Instructions for the task — Give the number of lines that contain the string "true", and nothing else.

═════ Information provided

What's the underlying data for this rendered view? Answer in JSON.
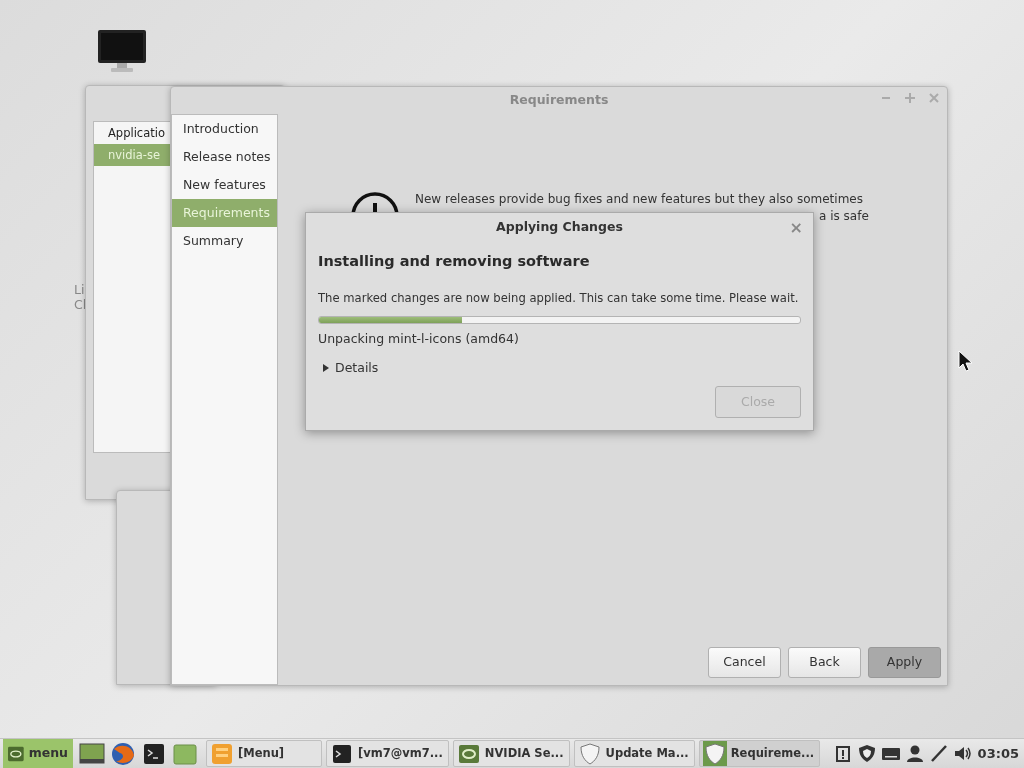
{
  "desktop": {
    "label_fragments": [
      "Li",
      "Cl"
    ]
  },
  "background_window": {
    "list_header": "Applicatio",
    "rows": [
      {
        "text": "nvidia-se",
        "selected": true
      }
    ]
  },
  "window": {
    "title": "Requirements"
  },
  "sidebar": {
    "items": [
      {
        "label": "Introduction",
        "selected": false
      },
      {
        "label": "Release notes",
        "selected": false
      },
      {
        "label": "New features",
        "selected": false
      },
      {
        "label": "Requirements",
        "selected": true
      },
      {
        "label": "Summary",
        "selected": false
      }
    ]
  },
  "notice": {
    "lines": [
      "New releases provide bug fixes and new features but they also sometimes",
      "a is safe"
    ]
  },
  "buttons": [
    {
      "label": "Cancel",
      "default": false
    },
    {
      "label": "Back",
      "default": false
    },
    {
      "label": "Apply",
      "default": true
    }
  ],
  "dialog": {
    "title": "Applying Changes",
    "close": "×",
    "heading": "Installing and removing software",
    "message": "The marked changes are now being applied. This can take some time. Please wait.",
    "progress": {
      "level": 0.297
    },
    "status": "Unpacking mint-l-icons (amd64)",
    "details": {
      "label": "Details",
      "expanded": false
    },
    "close_button": {
      "label": "Close",
      "disabled": true
    }
  },
  "taskbar": {
    "menu_label": "menu",
    "launchers": [
      {
        "kind": "desktop"
      },
      {
        "kind": "browser"
      },
      {
        "kind": "terminal"
      },
      {
        "kind": "folder"
      }
    ],
    "tasks": [
      {
        "label": "[Menu]",
        "kind": "app",
        "active": false
      },
      {
        "label": "[vm7@vm7...",
        "kind": "terminal",
        "active": false
      },
      {
        "label": "NVIDIA Se...",
        "kind": "nvidia",
        "active": false
      },
      {
        "label": "Update Ma...",
        "kind": "shield",
        "active": false
      },
      {
        "label": "Requireme...",
        "kind": "shield",
        "active": true
      }
    ],
    "tray": [
      {
        "kind": "clipboard"
      },
      {
        "kind": "shield"
      },
      {
        "kind": "keyboard"
      },
      {
        "kind": "user"
      },
      {
        "kind": "network"
      },
      {
        "kind": "volume"
      }
    ],
    "clock": "03:05"
  }
}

══════════

Task result — 5